- Exercise materials
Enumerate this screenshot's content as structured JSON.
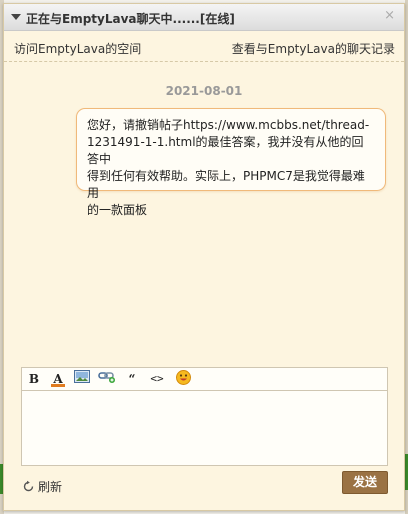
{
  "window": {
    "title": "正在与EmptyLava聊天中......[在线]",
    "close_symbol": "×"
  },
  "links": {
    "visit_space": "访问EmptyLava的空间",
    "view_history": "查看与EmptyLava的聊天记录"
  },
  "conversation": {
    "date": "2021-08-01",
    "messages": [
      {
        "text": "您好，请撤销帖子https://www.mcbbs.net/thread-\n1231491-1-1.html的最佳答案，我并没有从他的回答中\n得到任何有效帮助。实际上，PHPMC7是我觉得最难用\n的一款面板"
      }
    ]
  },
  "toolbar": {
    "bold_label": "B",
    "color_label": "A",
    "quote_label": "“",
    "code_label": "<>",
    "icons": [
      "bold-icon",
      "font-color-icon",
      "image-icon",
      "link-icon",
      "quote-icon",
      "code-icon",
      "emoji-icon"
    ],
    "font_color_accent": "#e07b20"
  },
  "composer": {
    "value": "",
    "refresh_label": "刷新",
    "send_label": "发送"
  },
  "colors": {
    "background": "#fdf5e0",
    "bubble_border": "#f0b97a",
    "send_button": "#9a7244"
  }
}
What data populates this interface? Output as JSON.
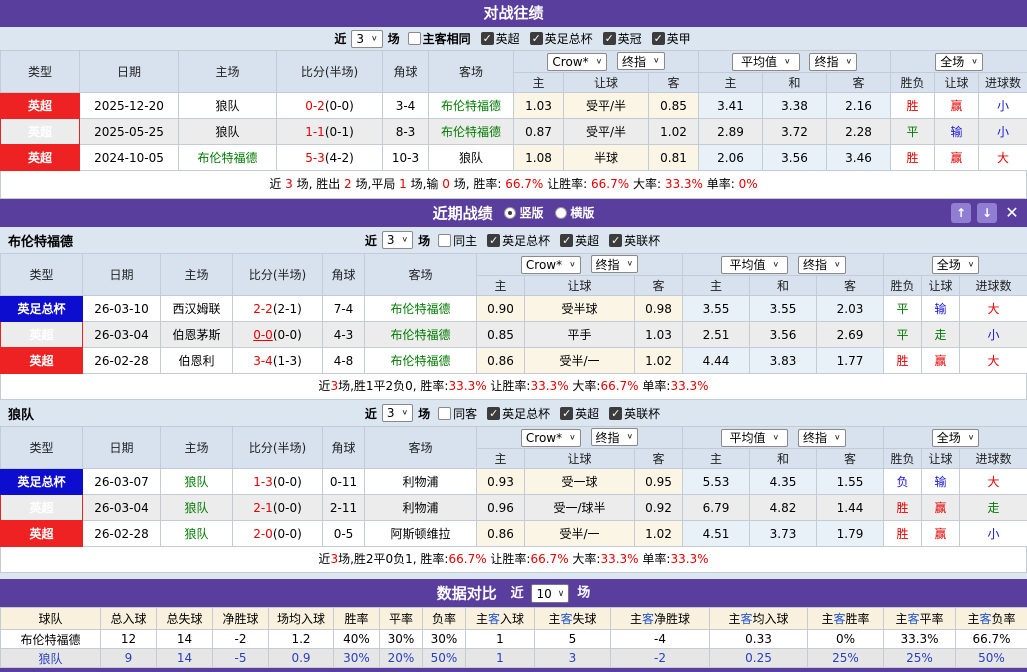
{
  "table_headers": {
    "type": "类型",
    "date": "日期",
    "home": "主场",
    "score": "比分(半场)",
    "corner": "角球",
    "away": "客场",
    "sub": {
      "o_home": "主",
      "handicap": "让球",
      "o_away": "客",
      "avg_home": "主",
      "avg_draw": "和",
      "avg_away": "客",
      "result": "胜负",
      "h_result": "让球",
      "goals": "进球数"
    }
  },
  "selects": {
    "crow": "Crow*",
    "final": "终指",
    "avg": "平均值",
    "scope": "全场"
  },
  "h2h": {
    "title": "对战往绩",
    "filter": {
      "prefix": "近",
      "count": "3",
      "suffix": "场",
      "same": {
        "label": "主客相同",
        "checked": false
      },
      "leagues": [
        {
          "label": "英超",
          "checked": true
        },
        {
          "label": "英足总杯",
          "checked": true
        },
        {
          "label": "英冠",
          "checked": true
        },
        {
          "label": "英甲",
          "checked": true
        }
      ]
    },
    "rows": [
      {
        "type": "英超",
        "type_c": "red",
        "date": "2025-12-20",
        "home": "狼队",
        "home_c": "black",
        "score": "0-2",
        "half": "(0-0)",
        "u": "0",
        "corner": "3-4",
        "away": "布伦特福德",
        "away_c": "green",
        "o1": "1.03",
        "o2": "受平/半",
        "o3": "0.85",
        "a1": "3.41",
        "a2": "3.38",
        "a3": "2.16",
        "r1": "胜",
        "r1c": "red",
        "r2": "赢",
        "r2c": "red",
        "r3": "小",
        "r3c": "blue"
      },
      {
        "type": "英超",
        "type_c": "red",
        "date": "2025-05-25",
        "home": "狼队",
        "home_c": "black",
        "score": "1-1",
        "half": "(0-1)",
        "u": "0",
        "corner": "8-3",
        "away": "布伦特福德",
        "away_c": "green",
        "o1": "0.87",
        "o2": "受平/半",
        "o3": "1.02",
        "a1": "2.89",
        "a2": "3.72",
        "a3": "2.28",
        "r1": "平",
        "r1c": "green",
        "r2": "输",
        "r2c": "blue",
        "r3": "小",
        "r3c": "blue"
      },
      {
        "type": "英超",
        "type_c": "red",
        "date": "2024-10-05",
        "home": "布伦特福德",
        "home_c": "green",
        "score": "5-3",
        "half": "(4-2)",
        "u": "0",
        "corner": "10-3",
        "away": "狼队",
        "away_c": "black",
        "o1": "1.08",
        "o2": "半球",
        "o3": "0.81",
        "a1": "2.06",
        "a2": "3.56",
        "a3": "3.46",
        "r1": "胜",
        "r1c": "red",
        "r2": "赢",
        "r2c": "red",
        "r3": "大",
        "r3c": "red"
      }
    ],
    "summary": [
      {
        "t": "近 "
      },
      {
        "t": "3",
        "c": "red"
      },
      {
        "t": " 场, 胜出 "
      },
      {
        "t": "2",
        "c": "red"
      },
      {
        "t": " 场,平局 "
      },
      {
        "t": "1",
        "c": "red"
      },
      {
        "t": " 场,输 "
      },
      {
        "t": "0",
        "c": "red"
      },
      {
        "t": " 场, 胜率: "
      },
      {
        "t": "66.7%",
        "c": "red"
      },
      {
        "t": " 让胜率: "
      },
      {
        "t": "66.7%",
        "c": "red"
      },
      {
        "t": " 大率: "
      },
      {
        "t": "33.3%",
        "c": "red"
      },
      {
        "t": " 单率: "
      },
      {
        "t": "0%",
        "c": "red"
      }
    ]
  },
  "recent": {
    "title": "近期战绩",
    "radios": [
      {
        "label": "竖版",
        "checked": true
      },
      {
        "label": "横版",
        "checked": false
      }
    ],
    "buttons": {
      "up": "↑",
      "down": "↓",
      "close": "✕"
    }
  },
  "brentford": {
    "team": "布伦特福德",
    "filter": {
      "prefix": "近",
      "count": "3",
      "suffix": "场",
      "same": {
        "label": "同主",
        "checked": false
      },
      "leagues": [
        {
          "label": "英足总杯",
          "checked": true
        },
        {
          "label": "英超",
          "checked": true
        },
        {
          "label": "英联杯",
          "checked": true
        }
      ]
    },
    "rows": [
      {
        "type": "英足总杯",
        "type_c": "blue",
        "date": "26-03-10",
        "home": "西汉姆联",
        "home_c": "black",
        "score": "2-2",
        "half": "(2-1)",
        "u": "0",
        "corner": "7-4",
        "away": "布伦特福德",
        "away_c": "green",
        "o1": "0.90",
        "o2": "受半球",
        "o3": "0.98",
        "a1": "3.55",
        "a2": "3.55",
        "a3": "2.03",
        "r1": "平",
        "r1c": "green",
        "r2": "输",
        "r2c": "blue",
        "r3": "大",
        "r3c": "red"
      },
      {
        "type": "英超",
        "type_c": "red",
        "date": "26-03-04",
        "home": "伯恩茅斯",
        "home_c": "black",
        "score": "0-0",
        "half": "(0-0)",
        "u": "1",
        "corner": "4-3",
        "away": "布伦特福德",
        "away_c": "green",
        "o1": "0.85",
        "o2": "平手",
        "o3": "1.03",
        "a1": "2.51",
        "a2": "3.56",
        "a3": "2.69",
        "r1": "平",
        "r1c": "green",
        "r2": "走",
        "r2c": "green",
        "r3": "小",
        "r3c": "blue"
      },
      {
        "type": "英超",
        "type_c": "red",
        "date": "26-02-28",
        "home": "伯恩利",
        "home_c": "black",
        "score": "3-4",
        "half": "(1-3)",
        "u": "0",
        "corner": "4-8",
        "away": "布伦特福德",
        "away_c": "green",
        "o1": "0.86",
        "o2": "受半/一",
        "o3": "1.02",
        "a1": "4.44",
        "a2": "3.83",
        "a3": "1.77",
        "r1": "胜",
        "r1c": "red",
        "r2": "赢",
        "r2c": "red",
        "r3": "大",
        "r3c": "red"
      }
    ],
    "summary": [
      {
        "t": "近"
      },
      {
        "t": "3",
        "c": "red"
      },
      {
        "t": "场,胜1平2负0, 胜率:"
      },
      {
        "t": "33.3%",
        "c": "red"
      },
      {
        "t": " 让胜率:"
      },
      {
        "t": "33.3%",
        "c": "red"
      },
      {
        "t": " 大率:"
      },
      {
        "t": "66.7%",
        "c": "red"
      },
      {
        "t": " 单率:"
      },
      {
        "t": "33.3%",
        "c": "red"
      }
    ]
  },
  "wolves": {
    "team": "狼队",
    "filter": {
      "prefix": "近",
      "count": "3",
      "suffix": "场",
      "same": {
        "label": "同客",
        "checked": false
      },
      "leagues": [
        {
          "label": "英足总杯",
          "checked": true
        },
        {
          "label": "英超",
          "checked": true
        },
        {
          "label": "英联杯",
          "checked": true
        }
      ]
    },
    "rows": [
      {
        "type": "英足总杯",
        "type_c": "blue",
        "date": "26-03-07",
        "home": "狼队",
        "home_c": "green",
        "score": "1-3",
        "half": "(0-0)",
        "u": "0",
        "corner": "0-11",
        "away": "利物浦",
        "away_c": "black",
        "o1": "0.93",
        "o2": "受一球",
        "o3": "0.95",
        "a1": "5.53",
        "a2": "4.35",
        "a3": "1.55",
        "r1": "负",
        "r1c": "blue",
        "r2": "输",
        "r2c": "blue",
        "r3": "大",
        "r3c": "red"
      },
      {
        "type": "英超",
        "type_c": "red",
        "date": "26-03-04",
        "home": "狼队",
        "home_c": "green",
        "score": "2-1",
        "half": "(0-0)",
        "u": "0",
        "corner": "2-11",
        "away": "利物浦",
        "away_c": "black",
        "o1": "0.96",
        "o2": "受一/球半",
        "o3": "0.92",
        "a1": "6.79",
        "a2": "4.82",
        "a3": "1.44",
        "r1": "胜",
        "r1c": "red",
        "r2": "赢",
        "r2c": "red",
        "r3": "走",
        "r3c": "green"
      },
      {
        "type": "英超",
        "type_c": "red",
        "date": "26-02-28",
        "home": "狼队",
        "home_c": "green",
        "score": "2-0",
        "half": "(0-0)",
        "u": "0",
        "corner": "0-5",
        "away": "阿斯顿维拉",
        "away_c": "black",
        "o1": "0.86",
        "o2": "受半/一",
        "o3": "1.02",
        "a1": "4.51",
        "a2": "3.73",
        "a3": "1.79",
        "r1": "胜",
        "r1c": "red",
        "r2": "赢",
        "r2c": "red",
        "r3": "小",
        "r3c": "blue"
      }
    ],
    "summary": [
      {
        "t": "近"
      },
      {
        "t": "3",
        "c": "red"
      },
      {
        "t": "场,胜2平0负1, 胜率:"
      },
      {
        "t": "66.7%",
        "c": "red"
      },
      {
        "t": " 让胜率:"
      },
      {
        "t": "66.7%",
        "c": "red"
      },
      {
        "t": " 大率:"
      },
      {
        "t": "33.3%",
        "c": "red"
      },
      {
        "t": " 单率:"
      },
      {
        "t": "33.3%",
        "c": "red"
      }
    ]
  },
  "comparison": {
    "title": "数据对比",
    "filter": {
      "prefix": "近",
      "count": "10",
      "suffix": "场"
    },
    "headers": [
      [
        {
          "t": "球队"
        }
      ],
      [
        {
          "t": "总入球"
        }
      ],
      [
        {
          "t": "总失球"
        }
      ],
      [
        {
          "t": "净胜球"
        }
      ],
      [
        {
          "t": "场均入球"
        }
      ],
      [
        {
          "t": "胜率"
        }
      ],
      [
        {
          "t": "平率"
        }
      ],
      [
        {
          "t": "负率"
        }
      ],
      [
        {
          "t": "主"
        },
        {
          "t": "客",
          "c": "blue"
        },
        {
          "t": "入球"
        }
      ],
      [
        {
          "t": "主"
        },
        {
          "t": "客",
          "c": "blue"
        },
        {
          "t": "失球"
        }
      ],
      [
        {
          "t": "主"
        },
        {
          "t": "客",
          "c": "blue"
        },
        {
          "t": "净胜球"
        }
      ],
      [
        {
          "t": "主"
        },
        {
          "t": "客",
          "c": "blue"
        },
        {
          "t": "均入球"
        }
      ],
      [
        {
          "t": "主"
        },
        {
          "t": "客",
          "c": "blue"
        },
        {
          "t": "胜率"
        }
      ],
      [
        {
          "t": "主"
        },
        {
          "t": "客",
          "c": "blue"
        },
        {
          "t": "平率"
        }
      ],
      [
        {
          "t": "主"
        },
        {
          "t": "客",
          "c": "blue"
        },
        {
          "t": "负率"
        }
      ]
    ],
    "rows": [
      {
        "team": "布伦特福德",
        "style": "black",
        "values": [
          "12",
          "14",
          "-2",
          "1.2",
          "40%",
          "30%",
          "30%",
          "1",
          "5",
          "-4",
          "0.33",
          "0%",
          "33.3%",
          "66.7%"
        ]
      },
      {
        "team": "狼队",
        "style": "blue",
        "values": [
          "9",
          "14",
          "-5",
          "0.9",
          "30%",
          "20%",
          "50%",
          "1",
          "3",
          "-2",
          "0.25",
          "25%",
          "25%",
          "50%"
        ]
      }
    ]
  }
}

...

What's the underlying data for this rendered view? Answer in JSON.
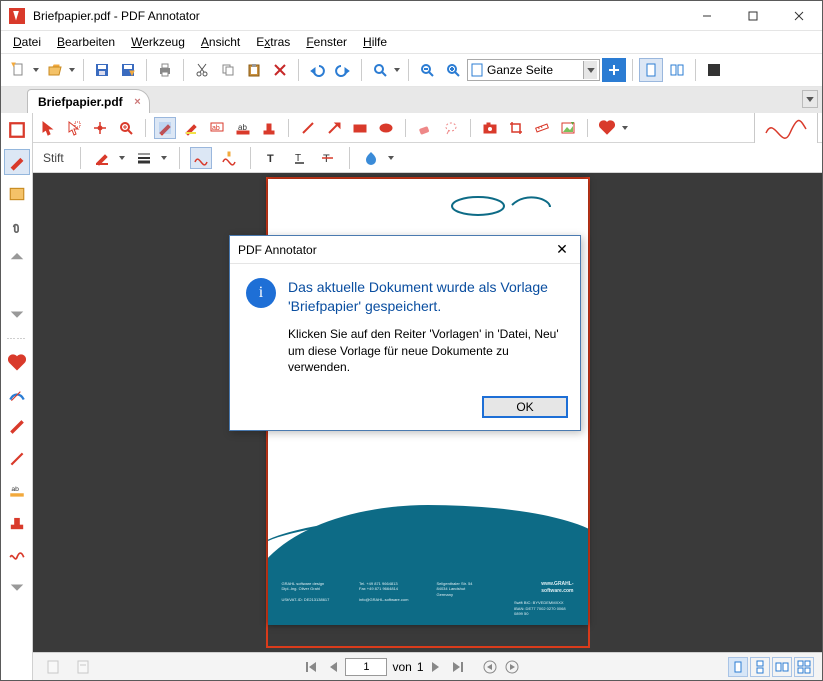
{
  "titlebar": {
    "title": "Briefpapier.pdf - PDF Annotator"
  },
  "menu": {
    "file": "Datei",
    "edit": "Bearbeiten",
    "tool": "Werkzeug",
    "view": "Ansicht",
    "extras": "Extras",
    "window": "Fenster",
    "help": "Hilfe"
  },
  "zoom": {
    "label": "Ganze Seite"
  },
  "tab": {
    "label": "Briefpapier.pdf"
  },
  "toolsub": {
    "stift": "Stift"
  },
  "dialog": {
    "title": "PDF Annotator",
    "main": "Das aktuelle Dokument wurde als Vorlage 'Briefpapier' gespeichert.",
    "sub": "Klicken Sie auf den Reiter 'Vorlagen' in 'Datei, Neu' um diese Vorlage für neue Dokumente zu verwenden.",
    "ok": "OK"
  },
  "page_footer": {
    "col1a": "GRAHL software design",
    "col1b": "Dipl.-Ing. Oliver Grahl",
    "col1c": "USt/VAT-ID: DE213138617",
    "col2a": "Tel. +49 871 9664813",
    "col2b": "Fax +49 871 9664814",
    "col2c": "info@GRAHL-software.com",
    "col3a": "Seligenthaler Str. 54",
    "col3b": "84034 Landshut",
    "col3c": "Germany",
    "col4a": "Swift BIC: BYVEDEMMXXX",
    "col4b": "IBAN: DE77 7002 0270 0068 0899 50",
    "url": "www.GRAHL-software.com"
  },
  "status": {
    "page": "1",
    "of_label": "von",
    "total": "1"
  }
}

- What you have to do
Only the number is wanted: how many lines in the data include the word "Datei"?

- Reply to the task
2